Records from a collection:
☆ ☆ ☆ ☆ ☆ ☆ ☆

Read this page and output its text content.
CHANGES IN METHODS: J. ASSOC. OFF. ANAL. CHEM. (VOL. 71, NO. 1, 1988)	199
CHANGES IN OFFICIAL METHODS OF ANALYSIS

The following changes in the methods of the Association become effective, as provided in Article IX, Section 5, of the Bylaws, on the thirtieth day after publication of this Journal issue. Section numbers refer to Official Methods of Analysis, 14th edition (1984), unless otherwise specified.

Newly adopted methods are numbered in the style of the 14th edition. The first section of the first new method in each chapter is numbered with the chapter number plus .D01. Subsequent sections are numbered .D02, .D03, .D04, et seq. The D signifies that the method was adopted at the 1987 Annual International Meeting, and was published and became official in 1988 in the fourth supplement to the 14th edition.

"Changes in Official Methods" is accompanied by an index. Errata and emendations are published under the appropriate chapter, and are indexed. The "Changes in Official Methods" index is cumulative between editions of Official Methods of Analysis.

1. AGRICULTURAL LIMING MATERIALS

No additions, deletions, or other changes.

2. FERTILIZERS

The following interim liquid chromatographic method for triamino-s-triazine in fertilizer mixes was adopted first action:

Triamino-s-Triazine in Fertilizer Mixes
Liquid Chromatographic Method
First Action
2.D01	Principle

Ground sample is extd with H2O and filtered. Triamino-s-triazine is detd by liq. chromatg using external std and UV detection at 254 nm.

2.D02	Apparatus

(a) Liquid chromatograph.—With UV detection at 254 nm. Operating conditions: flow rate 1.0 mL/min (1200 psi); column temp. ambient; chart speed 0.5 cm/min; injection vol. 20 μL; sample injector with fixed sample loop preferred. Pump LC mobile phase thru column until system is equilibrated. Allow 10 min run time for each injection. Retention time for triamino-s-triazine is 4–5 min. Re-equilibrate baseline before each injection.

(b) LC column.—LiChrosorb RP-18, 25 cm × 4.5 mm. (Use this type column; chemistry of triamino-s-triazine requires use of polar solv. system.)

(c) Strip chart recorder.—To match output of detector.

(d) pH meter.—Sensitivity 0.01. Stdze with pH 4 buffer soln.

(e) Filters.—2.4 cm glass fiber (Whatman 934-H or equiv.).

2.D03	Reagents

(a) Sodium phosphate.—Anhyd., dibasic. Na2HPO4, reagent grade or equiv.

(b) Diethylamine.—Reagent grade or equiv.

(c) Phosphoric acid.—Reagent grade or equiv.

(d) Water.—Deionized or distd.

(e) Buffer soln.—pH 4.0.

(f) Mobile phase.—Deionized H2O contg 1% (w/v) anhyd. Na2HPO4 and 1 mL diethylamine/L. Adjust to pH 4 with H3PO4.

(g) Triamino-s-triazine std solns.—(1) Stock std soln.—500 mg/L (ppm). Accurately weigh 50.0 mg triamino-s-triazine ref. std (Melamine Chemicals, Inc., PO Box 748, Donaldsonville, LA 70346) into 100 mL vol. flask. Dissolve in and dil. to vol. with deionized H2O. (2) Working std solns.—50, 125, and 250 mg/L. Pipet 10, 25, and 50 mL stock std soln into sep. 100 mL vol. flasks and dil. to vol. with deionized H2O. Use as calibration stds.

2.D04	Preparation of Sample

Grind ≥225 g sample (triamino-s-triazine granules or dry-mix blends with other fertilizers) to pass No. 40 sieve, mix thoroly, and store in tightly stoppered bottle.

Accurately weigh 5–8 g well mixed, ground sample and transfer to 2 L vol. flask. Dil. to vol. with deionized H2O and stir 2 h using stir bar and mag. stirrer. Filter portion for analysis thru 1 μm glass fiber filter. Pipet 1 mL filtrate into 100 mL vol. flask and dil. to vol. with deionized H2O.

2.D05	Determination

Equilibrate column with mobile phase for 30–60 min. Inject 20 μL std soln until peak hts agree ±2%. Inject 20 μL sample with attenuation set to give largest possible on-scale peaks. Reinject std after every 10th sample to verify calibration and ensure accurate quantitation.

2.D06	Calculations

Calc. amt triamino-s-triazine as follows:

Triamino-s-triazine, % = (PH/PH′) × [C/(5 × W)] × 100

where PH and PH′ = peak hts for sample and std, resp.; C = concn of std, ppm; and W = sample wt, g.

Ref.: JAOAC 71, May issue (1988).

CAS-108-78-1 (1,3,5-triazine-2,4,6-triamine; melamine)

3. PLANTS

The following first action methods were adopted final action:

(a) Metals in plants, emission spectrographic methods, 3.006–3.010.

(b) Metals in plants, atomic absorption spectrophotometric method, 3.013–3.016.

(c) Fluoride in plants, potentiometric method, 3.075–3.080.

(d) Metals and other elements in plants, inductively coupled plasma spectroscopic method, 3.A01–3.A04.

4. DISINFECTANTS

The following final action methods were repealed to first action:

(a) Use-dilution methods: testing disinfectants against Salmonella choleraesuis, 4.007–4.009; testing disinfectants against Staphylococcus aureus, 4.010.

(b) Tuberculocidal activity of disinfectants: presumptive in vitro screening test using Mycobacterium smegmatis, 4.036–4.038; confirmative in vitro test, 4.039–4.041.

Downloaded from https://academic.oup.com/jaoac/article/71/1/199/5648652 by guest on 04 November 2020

☆ ☆ ☆ ☆ ☆ ☆ ☆

YOUR ASSIGNMENT: The answer must be every line of the entries that includes the word "after".

EXERCISE SOLUTION:
The following changes in the methods of the Association become effective, as provided in Article IX, Section 5, of the Bylaws, on the thirtieth day after publication of this Journal issue. Section numbers refer to Official Methods of Analysis, 14th edition (1984), unless otherwise specified.
Equilibrate column with mobile phase for 30–60 min. Inject 20 μL std soln until peak hts agree ±2%. Inject 20 μL sample with attenuation set to give largest possible on-scale peaks. Reinject std after every 10th sample to verify calibration and ensure accurate quantitation.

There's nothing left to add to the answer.